Data excerpts:

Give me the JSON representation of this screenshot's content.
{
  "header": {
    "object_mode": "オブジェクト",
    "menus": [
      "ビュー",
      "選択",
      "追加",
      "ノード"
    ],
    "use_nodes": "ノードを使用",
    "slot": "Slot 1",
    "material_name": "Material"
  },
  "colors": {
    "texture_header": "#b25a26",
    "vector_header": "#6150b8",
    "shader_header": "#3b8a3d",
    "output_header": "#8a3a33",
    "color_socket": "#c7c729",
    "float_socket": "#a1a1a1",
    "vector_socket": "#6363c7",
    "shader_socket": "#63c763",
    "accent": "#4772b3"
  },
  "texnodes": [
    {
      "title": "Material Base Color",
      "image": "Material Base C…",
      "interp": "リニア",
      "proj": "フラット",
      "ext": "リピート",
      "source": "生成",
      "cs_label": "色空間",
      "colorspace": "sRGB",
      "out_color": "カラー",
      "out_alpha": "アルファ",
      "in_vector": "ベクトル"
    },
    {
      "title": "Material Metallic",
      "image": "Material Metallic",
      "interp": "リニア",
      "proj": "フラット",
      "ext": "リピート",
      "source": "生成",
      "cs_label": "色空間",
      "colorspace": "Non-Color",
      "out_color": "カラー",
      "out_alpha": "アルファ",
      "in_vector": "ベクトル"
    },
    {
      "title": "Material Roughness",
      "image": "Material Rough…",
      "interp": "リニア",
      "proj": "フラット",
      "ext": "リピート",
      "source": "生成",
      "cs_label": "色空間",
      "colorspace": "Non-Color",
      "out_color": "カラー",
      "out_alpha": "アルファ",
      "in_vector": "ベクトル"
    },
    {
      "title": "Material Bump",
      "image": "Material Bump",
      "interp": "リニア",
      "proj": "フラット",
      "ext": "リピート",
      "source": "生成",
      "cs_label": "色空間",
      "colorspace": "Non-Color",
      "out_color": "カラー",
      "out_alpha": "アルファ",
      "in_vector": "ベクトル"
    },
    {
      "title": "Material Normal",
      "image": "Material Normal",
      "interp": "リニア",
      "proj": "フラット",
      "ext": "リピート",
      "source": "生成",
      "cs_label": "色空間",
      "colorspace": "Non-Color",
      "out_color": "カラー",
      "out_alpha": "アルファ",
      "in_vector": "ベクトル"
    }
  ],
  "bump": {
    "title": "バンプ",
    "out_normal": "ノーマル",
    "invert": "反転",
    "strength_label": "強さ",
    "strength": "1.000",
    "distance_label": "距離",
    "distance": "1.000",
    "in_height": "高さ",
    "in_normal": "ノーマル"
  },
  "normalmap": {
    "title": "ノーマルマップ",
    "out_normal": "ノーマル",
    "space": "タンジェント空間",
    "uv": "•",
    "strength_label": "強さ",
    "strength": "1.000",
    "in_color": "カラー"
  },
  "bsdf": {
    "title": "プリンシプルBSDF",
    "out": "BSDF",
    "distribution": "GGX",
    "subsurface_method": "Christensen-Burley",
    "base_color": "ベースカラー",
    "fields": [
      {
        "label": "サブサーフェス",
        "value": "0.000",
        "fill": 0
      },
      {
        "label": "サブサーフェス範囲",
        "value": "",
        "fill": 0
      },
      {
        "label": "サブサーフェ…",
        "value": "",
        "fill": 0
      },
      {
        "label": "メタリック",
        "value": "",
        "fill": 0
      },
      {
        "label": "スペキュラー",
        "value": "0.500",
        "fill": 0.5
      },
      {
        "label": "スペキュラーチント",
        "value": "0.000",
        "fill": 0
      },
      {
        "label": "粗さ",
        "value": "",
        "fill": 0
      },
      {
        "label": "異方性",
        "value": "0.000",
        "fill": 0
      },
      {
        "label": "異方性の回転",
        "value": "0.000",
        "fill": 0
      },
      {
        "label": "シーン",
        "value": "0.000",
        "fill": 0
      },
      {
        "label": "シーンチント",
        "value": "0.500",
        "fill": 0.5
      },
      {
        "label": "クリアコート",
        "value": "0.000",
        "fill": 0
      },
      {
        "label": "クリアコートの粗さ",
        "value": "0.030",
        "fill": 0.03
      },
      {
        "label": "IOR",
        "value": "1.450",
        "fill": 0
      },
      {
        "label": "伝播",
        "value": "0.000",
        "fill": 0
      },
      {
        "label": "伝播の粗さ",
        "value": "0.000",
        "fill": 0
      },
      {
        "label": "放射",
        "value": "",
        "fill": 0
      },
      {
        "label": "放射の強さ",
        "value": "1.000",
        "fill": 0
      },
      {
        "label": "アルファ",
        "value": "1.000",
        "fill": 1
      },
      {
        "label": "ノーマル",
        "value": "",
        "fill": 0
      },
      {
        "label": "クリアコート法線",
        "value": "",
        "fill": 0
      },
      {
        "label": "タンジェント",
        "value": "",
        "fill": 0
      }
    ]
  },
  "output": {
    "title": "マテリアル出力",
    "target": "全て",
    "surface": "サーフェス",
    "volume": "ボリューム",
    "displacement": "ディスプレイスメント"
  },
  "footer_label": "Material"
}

**Prompt**
Repeat the records above exactly, leaving none out.

**Solution to this task**
Give me the JSON representation of this screenshot's content.
{
  "header": {
    "object_mode": "オブジェクト",
    "menus": [
      "ビュー",
      "選択",
      "追加",
      "ノード"
    ],
    "use_nodes": "ノードを使用",
    "slot": "Slot 1",
    "material_name": "Material"
  },
  "colors": {
    "texture_header": "#b25a26",
    "vector_header": "#6150b8",
    "shader_header": "#3b8a3d",
    "output_header": "#8a3a33",
    "color_socket": "#c7c729",
    "float_socket": "#a1a1a1",
    "vector_socket": "#6363c7",
    "shader_socket": "#63c763",
    "accent": "#4772b3"
  },
  "texnodes": [
    {
      "title": "Material Base Color",
      "image": "Material Base C…",
      "interp": "リニア",
      "proj": "フラット",
      "ext": "リピート",
      "source": "生成",
      "cs_label": "色空間",
      "colorspace": "sRGB",
      "out_color": "カラー",
      "out_alpha": "アルファ",
      "in_vector": "ベクトル"
    },
    {
      "title": "Material Metallic",
      "image": "Material Metallic",
      "interp": "リニア",
      "proj": "フラット",
      "ext": "リピート",
      "source": "生成",
      "cs_label": "色空間",
      "colorspace": "Non-Color",
      "out_color": "カラー",
      "out_alpha": "アルファ",
      "in_vector": "ベクトル"
    },
    {
      "title": "Material Roughness",
      "image": "Material Rough…",
      "interp": "リニア",
      "proj": "フラット",
      "ext": "リピート",
      "source": "生成",
      "cs_label": "色空間",
      "colorspace": "Non-Color",
      "out_color": "カラー",
      "out_alpha": "アルファ",
      "in_vector": "ベクトル"
    },
    {
      "title": "Material Bump",
      "image": "Material Bump",
      "interp": "リニア",
      "proj": "フラット",
      "ext": "リピート",
      "source": "生成",
      "cs_label": "色空間",
      "colorspace": "Non-Color",
      "out_color": "カラー",
      "out_alpha": "アルファ",
      "in_vector": "ベクトル"
    },
    {
      "title": "Material Normal",
      "image": "Material Normal",
      "interp": "リニア",
      "proj": "フラット",
      "ext": "リピート",
      "source": "生成",
      "cs_label": "色空間",
      "colorspace": "Non-Color",
      "out_color": "カラー",
      "out_alpha": "アルファ",
      "in_vector": "ベクトル"
    }
  ],
  "bump": {
    "title": "バンプ",
    "out_normal": "ノーマル",
    "invert": "反転",
    "strength_label": "強さ",
    "strength": "1.000",
    "distance_label": "距離",
    "distance": "1.000",
    "in_height": "高さ",
    "in_normal": "ノーマル"
  },
  "normalmap": {
    "title": "ノーマルマップ",
    "out_normal": "ノーマル",
    "space": "タンジェント空間",
    "uv": "•",
    "strength_label": "強さ",
    "strength": "1.000",
    "in_color": "カラー"
  },
  "bsdf": {
    "title": "プリンシプルBSDF",
    "out": "BSDF",
    "distribution": "GGX",
    "subsurface_method": "Christensen-Burley",
    "base_color": "ベースカラー",
    "fields": [
      {
        "label": "サブサーフェス",
        "value": "0.000",
        "fill": 0
      },
      {
        "label": "サブサーフェス範囲",
        "value": "",
        "fill": 0
      },
      {
        "label": "サブサーフェ…",
        "value": "",
        "fill": 0
      },
      {
        "label": "メタリック",
        "value": "",
        "fill": 0
      },
      {
        "label": "スペキュラー",
        "value": "0.500",
        "fill": 0.5
      },
      {
        "label": "スペキュラーチント",
        "value": "0.000",
        "fill": 0
      },
      {
        "label": "粗さ",
        "value": "",
        "fill": 0
      },
      {
        "label": "異方性",
        "value": "0.000",
        "fill": 0
      },
      {
        "label": "異方性の回転",
        "value": "0.000",
        "fill": 0
      },
      {
        "label": "シーン",
        "value": "0.000",
        "fill": 0
      },
      {
        "label": "シーンチント",
        "value": "0.500",
        "fill": 0.5
      },
      {
        "label": "クリアコート",
        "value": "0.000",
        "fill": 0
      },
      {
        "label": "クリアコートの粗さ",
        "value": "0.030",
        "fill": 0.03
      },
      {
        "label": "IOR",
        "value": "1.450",
        "fill": 0
      },
      {
        "label": "伝播",
        "value": "0.000",
        "fill": 0
      },
      {
        "label": "伝播の粗さ",
        "value": "0.000",
        "fill": 0
      },
      {
        "label": "放射",
        "value": "",
        "fill": 0
      },
      {
        "label": "放射の強さ",
        "value": "1.000",
        "fill": 0
      },
      {
        "label": "アルファ",
        "value": "1.000",
        "fill": 1
      },
      {
        "label": "ノーマル",
        "value": "",
        "fill": 0
      },
      {
        "label": "クリアコート法線",
        "value": "",
        "fill": 0
      },
      {
        "label": "タンジェント",
        "value": "",
        "fill": 0
      }
    ]
  },
  "output": {
    "title": "マテリアル出力",
    "target": "全て",
    "surface": "サーフェス",
    "volume": "ボリューム",
    "displacement": "ディスプレイスメント"
  },
  "footer_label": "Material"
}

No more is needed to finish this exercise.